Problem description
What follows are records. Restate all of them word for word.

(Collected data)
********
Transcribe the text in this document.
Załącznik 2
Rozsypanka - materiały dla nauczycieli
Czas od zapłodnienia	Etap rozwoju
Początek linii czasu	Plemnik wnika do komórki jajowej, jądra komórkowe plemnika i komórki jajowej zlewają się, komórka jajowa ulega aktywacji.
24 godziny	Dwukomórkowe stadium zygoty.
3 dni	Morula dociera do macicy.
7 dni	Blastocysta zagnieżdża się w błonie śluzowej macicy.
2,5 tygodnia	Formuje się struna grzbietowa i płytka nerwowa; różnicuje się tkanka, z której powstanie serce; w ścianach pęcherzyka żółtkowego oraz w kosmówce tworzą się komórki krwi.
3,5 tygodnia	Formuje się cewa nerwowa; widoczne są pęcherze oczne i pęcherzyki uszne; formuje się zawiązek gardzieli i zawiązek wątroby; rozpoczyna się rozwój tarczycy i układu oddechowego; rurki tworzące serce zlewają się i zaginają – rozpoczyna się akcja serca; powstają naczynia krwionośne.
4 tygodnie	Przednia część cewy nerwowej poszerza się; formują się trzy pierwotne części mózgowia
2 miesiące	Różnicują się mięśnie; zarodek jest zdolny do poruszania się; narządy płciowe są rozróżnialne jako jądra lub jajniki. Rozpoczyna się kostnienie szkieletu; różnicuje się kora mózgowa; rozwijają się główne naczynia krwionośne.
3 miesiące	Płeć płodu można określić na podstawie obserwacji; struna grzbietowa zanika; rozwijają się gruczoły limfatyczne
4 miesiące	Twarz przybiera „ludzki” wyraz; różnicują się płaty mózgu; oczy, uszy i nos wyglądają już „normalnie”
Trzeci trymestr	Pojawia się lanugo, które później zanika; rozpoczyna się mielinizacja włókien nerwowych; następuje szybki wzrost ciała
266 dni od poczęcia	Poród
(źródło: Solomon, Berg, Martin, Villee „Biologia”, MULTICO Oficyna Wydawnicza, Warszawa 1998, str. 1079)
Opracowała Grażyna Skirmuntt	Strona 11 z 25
********
Result of the task
Transcribe the text in this document.
Załącznik 2
Rozsypanka - materiały dla nauczycieli
Czas od zapłodnienia	Etap rozwoju
Początek linii czasu	Plemnik wnika do komórki jajowej, jądra komórkowe plemnika i komórki jajowej zlewają się, komórka jajowa ulega aktywacji.
24 godziny	Dwukomórkowe stadium zygoty.
3 dni	Morula dociera do macicy.
7 dni	Blastocysta zagnieżdża się w błonie śluzowej macicy.
2,5 tygodnia	Formuje się struna grzbietowa i płytka nerwowa; różnicuje się tkanka, z której powstanie serce; w ścianach pęcherzyka żółtkowego oraz w kosmówce tworzą się komórki krwi.
3,5 tygodnia	Formuje się cewa nerwowa; widoczne są pęcherze oczne i pęcherzyki uszne; formuje się zawiązek gardzieli i zawiązek wątroby; rozpoczyna się rozwój tarczycy i układu oddechowego; rurki tworzące serce zlewają się i zaginają – rozpoczyna się akcja serca; powstają naczynia krwionośne.
4 tygodnie	Przednia część cewy nerwowej poszerza się; formują się trzy pierwotne części mózgowia
2 miesiące	Różnicują się mięśnie; zarodek jest zdolny do poruszania się; narządy płciowe są rozróżnialne jako jądra lub jajniki. Rozpoczyna się kostnienie szkieletu; różnicuje się kora mózgowa; rozwijają się główne naczynia krwionośne.
3 miesiące	Płeć płodu można określić na podstawie obserwacji; struna grzbietowa zanika; rozwijają się gruczoły limfatyczne
4 miesiące	Twarz przybiera „ludzki” wyraz; różnicują się płaty mózgu; oczy, uszy i nos wyglądają już „normalnie”
Trzeci trymestr	Pojawia się lanugo, które później zanika; rozpoczyna się mielinizacja włókien nerwowych; następuje szybki wzrost ciała
266 dni od poczęcia	Poród
(źródło: Solomon, Berg, Martin, Villee „Biologia”, MULTICO Oficyna Wydawnicza, Warszawa 1998, str. 1079)
Opracowała Grażyna Skirmuntt	Strona 11 z 25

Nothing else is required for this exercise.